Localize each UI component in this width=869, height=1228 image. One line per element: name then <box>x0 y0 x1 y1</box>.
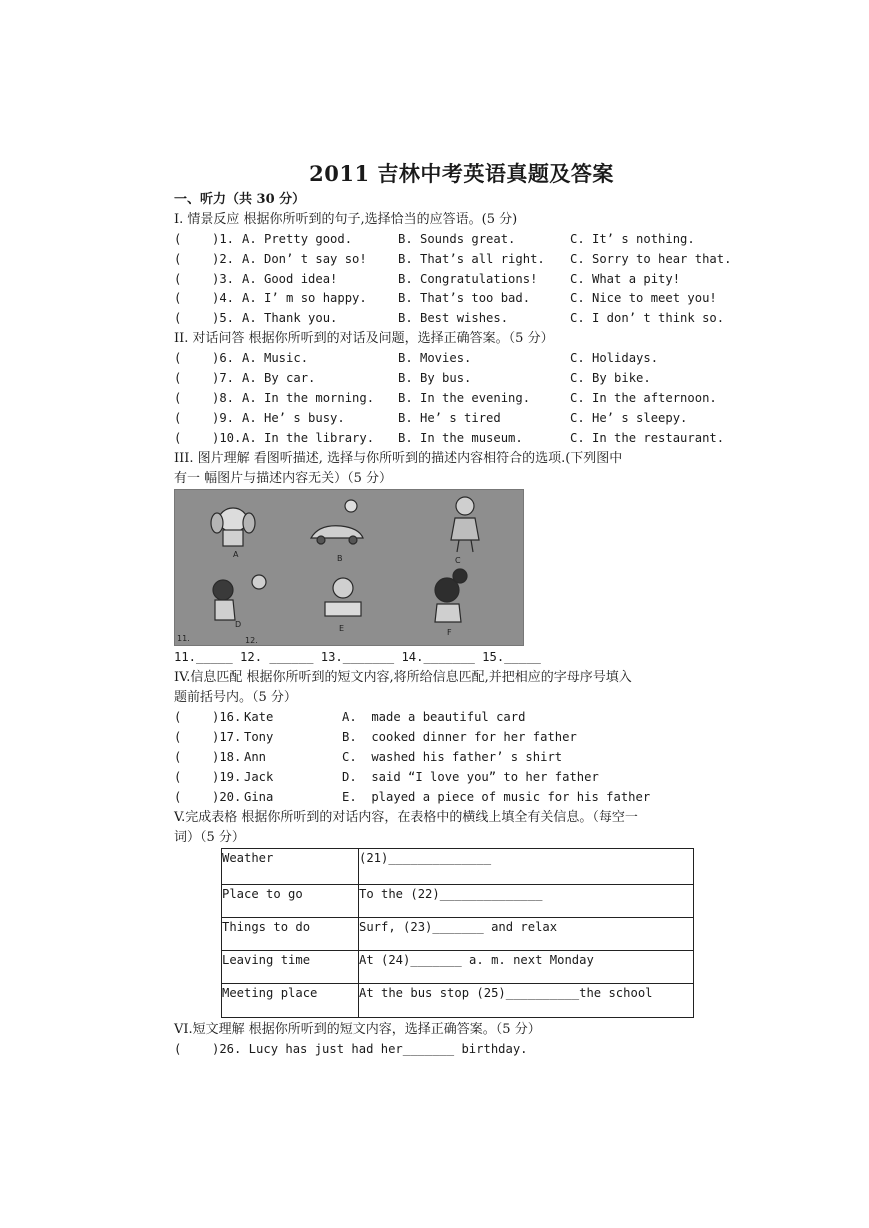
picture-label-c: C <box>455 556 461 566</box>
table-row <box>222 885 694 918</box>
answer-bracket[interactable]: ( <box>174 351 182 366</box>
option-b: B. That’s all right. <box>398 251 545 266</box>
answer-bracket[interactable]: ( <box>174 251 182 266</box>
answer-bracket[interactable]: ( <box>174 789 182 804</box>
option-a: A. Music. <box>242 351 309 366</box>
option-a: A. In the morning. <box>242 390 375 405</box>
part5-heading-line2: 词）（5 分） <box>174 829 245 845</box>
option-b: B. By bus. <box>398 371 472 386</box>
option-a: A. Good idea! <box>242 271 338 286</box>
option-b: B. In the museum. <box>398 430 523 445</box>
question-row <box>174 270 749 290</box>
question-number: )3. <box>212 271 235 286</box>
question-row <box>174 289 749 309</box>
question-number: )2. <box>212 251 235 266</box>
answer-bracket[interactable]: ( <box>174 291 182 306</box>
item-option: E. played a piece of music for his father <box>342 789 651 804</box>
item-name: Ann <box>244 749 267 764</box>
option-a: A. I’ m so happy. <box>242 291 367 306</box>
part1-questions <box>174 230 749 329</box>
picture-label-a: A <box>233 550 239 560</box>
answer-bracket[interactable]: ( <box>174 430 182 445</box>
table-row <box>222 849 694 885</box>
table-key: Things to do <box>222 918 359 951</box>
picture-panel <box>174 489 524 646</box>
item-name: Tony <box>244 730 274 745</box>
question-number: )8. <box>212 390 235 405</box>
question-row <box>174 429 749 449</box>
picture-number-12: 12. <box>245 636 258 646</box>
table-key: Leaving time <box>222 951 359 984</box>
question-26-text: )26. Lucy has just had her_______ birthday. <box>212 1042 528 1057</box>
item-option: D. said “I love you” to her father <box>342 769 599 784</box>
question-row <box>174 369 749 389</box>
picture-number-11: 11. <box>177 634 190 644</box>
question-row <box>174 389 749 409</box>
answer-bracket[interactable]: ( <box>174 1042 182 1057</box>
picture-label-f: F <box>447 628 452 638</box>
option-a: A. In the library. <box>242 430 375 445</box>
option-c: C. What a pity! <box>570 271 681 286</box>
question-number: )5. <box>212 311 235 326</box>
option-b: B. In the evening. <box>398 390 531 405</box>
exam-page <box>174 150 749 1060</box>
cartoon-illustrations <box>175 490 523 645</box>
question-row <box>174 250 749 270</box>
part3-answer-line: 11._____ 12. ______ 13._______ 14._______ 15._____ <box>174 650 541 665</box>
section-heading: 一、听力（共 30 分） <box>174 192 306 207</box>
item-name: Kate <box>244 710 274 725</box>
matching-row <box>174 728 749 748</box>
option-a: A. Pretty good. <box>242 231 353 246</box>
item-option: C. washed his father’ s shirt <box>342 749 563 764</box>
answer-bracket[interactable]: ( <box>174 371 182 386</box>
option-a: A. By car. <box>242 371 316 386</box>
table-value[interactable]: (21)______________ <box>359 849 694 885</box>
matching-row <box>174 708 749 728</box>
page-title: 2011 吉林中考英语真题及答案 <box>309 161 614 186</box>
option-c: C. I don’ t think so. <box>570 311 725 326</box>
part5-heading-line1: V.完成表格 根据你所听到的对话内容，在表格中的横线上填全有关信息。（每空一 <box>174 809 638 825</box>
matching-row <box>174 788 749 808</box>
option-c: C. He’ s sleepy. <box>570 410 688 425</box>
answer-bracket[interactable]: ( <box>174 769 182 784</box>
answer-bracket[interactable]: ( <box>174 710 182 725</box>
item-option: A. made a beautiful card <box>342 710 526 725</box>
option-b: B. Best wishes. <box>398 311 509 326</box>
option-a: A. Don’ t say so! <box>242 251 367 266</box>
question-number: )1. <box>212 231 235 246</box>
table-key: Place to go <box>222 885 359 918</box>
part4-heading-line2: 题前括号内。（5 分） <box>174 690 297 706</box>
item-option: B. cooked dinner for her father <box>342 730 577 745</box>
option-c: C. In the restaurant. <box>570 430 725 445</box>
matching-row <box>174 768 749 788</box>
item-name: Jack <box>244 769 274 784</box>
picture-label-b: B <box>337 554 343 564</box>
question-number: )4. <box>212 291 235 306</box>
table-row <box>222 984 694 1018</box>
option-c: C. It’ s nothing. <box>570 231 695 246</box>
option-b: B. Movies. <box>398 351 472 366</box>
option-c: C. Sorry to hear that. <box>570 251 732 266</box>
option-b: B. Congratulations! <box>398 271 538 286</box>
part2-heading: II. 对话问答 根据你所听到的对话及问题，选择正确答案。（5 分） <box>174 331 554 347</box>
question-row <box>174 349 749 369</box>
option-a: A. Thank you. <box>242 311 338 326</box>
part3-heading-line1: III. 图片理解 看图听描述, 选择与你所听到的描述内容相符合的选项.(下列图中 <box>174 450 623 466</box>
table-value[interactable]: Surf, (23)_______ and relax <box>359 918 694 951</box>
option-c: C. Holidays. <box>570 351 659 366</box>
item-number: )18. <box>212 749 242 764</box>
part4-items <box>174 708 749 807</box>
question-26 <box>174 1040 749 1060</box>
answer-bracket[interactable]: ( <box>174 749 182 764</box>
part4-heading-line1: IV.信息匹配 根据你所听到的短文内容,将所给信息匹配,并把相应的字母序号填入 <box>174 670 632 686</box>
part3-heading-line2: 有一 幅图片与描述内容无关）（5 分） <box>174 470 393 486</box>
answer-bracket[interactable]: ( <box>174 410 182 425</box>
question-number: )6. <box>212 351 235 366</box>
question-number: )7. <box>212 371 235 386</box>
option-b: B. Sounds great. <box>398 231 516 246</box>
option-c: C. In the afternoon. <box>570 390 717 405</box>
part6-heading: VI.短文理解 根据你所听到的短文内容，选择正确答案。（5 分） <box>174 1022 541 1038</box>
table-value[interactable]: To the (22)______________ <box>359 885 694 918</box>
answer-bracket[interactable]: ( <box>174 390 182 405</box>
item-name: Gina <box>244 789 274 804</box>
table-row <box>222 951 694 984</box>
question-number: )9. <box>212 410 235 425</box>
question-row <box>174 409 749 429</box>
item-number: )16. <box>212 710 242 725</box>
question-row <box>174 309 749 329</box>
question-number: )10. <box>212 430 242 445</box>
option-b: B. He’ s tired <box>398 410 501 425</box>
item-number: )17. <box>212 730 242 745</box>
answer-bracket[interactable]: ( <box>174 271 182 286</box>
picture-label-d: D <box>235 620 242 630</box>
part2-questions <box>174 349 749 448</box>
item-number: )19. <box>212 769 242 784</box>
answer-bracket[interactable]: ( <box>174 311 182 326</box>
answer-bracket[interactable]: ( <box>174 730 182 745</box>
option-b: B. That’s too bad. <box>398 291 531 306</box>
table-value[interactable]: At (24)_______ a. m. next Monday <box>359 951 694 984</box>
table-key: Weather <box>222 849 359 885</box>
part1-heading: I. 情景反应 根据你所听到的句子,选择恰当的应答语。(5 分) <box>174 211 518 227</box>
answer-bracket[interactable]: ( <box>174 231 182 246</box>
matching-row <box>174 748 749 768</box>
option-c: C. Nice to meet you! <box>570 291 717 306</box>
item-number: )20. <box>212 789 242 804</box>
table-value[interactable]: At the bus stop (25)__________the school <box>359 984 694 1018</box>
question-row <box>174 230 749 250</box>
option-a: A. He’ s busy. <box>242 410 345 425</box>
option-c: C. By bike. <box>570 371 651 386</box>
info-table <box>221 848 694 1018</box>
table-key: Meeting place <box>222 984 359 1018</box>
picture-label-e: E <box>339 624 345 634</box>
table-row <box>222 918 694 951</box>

▶ _The exercise_:
Copy out word for word the stretch of rows above, from the row containing "picture-label-c: C <box>455 556 461 566</box>" through the row containing "answer-bracket[interactable]: ( <box>174 1042".

▶ _Written solution_:
picture-label-c: C <box>455 556 461 566</box>
table-row <box>222 885 694 918</box>
answer-bracket[interactable]: ( <box>174 351 182 366</box>
option-b: B. That’s all right. <box>398 251 545 266</box>
answer-bracket[interactable]: ( <box>174 251 182 266</box>
answer-bracket[interactable]: ( <box>174 789 182 804</box>
option-a: A. Music. <box>242 351 309 366</box>
option-a: A. In the morning. <box>242 390 375 405</box>
part5-heading-line2: 词）（5 分） <box>174 829 245 845</box>
option-b: B. By bus. <box>398 371 472 386</box>
option-a: A. Good idea! <box>242 271 338 286</box>
option-b: B. In the museum. <box>398 430 523 445</box>
question-row <box>174 270 749 290</box>
question-number: )3. <box>212 271 235 286</box>
question-row <box>174 289 749 309</box>
question-number: )2. <box>212 251 235 266</box>
answer-bracket[interactable]: ( <box>174 291 182 306</box>
item-option: E. played a piece of music for his father <box>342 789 651 804</box>
item-name: Ann <box>244 749 267 764</box>
option-a: A. I’ m so happy. <box>242 291 367 306</box>
part1-questions <box>174 230 749 329</box>
picture-label-a: A <box>233 550 239 560</box>
answer-bracket[interactable]: ( <box>174 430 182 445</box>
table-row <box>222 849 694 885</box>
table-key: Things to do <box>222 918 359 951</box>
picture-panel <box>174 489 524 646</box>
item-name: Tony <box>244 730 274 745</box>
question-number: )8. <box>212 390 235 405</box>
question-row <box>174 429 749 449</box>
picture-number-12: 12. <box>245 636 258 646</box>
table-key: Leaving time <box>222 951 359 984</box>
question-26-text: )26. Lucy has just had her_______ birthday. <box>212 1042 528 1057</box>
item-option: D. said “I love you” to her father <box>342 769 599 784</box>
question-row <box>174 369 749 389</box>
picture-number-11: 11. <box>177 634 190 644</box>
question-row <box>174 389 749 409</box>
answer-bracket[interactable]: ( <box>174 1042 182 1057</box>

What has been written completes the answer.